#### [Data]
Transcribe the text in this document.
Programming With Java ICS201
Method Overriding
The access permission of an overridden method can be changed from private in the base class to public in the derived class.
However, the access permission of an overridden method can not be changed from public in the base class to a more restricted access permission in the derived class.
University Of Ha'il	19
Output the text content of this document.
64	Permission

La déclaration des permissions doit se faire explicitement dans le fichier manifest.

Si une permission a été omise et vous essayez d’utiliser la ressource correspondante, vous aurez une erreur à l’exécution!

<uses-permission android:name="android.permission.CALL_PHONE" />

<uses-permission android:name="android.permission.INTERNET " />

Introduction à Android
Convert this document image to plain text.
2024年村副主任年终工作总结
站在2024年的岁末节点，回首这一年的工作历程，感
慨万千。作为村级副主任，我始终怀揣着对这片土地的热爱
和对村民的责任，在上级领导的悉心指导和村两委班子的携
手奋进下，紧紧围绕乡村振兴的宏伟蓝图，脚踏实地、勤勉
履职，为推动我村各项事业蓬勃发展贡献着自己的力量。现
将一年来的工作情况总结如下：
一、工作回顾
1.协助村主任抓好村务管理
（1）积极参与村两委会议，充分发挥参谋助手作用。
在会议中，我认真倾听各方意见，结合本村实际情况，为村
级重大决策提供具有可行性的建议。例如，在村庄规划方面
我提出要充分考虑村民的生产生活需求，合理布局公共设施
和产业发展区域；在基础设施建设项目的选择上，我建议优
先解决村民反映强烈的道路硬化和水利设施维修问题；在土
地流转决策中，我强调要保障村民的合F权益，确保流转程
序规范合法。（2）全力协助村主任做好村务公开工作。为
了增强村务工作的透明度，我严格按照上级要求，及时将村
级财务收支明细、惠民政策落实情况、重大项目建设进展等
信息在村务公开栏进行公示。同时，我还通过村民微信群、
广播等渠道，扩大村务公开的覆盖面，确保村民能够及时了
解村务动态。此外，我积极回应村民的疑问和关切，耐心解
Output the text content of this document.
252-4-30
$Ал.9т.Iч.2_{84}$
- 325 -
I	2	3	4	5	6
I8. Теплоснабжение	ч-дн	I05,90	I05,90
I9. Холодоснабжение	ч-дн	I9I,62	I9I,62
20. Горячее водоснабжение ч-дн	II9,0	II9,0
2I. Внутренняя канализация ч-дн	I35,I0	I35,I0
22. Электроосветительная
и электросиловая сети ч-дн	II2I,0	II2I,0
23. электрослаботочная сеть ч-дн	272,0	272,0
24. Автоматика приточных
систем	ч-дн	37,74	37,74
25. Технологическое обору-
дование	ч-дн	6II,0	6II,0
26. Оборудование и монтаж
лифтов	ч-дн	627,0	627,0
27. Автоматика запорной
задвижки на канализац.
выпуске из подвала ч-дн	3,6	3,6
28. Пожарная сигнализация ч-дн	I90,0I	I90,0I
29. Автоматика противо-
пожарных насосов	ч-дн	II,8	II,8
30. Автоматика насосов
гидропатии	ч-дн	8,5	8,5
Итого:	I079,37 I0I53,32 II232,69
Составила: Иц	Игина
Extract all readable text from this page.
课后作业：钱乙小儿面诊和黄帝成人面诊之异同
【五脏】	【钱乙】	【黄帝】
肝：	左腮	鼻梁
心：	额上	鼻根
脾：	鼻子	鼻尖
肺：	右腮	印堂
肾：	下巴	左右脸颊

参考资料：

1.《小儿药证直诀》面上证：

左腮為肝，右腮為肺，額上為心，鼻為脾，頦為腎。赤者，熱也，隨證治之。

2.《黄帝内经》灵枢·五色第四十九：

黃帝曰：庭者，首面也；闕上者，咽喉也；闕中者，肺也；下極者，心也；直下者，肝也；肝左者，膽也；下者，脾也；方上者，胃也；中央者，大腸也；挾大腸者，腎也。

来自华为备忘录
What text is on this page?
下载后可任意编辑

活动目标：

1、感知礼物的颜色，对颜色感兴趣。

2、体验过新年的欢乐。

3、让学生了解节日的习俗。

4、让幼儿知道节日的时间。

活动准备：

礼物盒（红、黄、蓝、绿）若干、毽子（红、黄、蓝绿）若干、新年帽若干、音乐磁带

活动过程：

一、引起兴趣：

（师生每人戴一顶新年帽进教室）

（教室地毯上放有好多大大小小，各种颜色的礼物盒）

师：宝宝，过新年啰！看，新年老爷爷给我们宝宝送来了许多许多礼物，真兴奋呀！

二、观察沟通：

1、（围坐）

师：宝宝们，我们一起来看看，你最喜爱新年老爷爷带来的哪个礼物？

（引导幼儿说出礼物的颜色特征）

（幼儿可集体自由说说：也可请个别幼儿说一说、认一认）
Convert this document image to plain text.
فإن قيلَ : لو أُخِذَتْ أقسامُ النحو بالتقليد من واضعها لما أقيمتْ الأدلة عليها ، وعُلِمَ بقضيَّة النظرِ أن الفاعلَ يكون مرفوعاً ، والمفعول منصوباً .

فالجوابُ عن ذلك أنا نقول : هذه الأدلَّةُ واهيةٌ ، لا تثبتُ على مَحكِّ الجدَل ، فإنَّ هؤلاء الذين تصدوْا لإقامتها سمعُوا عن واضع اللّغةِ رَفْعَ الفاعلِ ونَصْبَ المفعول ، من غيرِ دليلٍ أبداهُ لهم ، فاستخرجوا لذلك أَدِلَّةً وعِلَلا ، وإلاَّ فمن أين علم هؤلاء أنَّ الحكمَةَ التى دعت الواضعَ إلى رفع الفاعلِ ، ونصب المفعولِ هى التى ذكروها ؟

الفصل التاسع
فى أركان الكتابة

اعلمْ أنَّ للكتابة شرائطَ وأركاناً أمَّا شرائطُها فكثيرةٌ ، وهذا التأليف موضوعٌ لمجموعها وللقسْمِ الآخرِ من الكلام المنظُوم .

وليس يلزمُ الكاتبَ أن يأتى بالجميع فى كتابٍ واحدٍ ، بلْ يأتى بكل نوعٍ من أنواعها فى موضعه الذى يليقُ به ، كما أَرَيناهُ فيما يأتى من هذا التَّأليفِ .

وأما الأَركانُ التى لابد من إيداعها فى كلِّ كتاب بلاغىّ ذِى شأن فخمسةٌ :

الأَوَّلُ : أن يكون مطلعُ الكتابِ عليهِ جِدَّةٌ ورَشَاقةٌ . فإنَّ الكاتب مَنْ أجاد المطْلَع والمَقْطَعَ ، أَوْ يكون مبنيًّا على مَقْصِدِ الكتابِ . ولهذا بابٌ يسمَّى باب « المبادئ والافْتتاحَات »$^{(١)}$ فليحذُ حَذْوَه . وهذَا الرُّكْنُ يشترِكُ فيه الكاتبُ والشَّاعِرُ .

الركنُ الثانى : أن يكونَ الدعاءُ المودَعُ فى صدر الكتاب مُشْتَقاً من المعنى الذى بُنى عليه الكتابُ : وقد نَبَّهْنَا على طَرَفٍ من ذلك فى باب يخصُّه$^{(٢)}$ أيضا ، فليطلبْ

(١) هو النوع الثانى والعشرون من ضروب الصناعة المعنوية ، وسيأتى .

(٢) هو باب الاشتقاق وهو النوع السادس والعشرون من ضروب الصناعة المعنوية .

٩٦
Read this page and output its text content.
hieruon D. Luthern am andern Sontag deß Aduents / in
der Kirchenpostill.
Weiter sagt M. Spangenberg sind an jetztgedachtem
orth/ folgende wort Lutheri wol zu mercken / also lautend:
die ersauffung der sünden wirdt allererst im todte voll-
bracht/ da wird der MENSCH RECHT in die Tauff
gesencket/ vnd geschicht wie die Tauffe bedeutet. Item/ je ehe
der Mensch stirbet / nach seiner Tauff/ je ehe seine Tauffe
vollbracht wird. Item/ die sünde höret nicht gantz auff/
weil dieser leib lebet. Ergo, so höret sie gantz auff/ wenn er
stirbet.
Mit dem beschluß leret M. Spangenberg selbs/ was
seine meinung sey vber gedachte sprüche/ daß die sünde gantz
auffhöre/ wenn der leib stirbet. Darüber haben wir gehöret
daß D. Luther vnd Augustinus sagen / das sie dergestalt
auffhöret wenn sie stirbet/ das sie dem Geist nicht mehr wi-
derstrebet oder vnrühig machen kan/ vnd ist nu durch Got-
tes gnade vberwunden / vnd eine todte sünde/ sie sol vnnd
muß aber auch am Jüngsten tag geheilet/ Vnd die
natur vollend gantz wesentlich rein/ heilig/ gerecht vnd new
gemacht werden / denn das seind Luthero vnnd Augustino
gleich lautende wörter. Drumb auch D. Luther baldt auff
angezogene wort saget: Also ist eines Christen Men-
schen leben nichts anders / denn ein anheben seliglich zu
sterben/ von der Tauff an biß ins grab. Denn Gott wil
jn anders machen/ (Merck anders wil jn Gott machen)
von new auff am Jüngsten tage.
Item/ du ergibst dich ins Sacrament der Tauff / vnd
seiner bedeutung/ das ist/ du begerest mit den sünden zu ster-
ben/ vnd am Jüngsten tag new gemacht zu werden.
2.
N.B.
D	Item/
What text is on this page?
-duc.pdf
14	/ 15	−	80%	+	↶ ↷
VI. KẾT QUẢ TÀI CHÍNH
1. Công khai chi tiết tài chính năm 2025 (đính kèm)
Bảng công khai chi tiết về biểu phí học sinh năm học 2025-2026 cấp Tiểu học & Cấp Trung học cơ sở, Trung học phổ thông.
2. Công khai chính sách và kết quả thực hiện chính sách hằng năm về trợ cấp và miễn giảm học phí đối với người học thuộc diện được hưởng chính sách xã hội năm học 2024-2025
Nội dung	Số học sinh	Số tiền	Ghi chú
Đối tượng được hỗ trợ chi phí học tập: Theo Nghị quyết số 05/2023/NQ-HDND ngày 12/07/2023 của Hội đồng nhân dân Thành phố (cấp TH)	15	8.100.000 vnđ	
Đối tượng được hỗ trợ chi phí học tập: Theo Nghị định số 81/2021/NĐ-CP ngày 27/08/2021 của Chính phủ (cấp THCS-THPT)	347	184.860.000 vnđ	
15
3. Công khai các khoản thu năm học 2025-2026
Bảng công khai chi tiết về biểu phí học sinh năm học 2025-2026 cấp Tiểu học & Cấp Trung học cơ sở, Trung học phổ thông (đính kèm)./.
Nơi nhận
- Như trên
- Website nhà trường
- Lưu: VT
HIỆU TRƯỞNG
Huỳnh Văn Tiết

#### [Job]
From the entries above, list each line with "ضروب" in it.

#### [Exercise solution]
(١) هو النوع الثانى والعشرون من ضروب الصناعة المعنوية ، وسيأتى .
(٢) هو باب الاشتقاق وهو النوع السادس والعشرون من ضروب الصناعة المعنوية .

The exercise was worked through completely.